American Alternative music reivew Still Avant-Garde After All These Years
This album is a real nostalgia trip for me. I became aquainted with Mission of Burma as a student in Boston in 1979. It was a time of great creative ferment in the avant-garde scene, both in jazz and in rock. MOB blew me away when I first heard Revolver on WBCN. I followed the band as much as I could at the time, and continued to be interested in Roger Miller's followup band Birdsongs of the Mesozoic. But MOB had it all. It had the raw rage of British punk, but the experimental attitude of other avant-rock groups like Pere Ubu, who are their most clear forebears. And the lyrics were smart...this was college student's punk.

This album captures much of the energy of that period. The cuts include the biggest hit, Revolver, along with numbers from Vs., MOB's strongest work, and other cuts that never made it to wax during the band's lifetime. The playing on the album is white hot, and Mike Swope's tape loop work is even more creative than on the studio work. And the more atmospheric work is prescient of the electronic ambient music of the later 80s and 90s. And though there is the requiset thrash and slash on the album, the writing and playing is excellent. These aren't guys who just learned to play their instruments, they are true creative musicians.

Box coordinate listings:

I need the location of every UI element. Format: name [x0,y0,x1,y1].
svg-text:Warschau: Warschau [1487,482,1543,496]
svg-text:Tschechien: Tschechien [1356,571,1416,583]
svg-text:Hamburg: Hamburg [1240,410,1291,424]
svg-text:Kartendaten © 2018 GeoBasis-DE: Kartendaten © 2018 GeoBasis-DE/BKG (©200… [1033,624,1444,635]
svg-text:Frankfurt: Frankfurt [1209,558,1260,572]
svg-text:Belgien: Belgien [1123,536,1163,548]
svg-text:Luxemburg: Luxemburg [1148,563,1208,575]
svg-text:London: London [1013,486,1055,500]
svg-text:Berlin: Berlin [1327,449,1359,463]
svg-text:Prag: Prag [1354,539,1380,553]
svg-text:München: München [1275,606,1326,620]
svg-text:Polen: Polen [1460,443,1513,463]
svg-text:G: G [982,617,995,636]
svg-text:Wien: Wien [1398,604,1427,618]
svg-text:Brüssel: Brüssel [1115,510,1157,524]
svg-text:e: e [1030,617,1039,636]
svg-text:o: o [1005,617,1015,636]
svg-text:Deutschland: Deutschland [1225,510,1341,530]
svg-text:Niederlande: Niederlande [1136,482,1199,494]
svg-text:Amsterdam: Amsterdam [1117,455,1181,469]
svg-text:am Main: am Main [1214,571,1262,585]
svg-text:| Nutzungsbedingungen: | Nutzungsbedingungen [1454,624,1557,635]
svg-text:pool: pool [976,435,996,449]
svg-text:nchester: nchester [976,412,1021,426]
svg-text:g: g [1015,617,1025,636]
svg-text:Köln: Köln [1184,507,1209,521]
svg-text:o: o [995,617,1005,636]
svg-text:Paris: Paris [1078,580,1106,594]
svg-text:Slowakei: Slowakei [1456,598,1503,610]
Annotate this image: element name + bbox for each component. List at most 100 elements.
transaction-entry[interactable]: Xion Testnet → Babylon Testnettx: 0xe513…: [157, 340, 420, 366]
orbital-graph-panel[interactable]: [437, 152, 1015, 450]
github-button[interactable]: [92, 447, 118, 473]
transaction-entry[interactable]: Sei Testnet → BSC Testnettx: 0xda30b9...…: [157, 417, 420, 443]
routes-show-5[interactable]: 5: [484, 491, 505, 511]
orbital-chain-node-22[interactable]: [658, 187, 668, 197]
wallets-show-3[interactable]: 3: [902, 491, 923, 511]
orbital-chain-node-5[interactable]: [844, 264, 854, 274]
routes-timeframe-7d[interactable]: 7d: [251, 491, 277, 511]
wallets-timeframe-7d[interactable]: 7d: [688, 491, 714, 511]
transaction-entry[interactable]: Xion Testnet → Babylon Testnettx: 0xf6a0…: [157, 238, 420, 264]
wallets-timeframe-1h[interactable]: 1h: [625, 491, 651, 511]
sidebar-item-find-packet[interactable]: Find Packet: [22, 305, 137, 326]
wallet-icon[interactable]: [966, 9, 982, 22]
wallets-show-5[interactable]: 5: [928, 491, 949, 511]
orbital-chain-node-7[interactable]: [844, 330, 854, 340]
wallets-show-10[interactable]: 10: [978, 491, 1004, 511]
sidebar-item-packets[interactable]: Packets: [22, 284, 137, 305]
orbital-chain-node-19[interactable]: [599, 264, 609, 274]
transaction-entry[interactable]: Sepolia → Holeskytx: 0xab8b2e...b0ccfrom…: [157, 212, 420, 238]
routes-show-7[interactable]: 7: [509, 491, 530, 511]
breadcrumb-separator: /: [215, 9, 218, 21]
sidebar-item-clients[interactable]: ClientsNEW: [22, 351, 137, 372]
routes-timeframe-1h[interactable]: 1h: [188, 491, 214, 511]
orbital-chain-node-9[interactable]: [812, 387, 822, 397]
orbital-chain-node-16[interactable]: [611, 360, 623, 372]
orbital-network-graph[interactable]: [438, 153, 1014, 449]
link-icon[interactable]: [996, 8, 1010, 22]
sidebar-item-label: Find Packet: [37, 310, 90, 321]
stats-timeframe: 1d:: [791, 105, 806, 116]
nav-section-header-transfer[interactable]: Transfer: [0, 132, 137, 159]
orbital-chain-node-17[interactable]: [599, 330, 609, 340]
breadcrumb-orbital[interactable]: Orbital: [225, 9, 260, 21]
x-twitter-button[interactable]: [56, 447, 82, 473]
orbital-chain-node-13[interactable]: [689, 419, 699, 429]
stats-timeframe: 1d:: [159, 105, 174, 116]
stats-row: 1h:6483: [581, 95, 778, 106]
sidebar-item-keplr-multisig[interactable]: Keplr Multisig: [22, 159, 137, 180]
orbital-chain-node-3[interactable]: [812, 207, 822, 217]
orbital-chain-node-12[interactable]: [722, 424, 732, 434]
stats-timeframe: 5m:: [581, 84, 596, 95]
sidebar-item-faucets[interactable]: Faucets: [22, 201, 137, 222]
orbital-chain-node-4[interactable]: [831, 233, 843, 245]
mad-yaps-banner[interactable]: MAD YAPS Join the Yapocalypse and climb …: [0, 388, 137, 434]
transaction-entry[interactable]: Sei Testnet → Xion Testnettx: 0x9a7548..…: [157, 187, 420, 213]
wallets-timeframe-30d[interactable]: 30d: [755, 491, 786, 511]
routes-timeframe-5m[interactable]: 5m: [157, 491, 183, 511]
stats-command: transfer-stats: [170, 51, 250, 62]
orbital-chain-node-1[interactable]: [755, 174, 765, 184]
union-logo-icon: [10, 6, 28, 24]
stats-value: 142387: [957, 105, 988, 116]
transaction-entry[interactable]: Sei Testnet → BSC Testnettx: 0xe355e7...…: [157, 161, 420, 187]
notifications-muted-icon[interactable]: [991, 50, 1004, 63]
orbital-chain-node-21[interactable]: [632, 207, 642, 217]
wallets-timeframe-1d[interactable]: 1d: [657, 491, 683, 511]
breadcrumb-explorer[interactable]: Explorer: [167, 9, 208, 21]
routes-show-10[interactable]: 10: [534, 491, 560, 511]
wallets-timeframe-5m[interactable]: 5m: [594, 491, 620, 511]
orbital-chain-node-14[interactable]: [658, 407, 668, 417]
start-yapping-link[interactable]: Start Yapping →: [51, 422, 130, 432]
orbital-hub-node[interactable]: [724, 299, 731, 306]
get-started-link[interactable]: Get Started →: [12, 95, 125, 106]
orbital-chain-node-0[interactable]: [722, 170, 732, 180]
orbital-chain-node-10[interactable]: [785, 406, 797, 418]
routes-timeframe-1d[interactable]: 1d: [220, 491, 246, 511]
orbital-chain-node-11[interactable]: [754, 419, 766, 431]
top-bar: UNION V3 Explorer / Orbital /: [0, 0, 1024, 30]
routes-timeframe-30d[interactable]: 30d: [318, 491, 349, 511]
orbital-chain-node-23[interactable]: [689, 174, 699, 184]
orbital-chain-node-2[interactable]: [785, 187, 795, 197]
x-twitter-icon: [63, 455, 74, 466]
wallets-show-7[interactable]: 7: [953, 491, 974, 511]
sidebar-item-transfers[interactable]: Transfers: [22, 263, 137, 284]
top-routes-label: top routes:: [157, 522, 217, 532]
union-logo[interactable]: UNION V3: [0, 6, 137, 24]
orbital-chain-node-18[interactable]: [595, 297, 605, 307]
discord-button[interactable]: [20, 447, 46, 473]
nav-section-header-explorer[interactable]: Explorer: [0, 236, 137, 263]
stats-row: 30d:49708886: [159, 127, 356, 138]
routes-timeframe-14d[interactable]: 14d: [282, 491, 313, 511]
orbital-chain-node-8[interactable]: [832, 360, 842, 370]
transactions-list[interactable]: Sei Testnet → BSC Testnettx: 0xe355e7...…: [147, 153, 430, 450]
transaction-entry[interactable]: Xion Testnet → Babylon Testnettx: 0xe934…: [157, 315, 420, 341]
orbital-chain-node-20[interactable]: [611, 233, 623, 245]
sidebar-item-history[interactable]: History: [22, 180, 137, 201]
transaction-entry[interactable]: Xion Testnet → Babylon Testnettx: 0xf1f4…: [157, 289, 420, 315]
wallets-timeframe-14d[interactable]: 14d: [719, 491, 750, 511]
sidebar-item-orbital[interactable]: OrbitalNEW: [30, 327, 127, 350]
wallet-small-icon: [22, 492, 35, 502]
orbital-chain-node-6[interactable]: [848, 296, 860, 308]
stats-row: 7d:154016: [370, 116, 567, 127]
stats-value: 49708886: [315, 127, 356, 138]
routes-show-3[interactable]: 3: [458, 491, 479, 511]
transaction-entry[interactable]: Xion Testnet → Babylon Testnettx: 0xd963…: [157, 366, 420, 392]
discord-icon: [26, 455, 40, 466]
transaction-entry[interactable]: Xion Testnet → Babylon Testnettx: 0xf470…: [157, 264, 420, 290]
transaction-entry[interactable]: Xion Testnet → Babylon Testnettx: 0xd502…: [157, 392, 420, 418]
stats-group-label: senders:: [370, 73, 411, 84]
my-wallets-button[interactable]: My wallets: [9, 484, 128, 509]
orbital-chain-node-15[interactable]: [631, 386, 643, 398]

__Set exercise__: Check each statement below against the music review, answering yes or no and quoting the review's words that settle it. 1. The reviewer became acquainted with Mission of Burma while a student in Boston. 2. The review calls Pere Ubu the band's most clear forebears. 3. The review says Mike Swope's tape loop work here is less creative than on the studio work.

__Result of this exercise__:
1. Yes: "I became aquainted with Mission of Burma as a student in Boston in 1979."
2. Yes: "other avant-rock groups like Pere Ubu, who are their most clear forebears"
3. No: "Mike Swope's tape loop work is even more creative than on the studio work."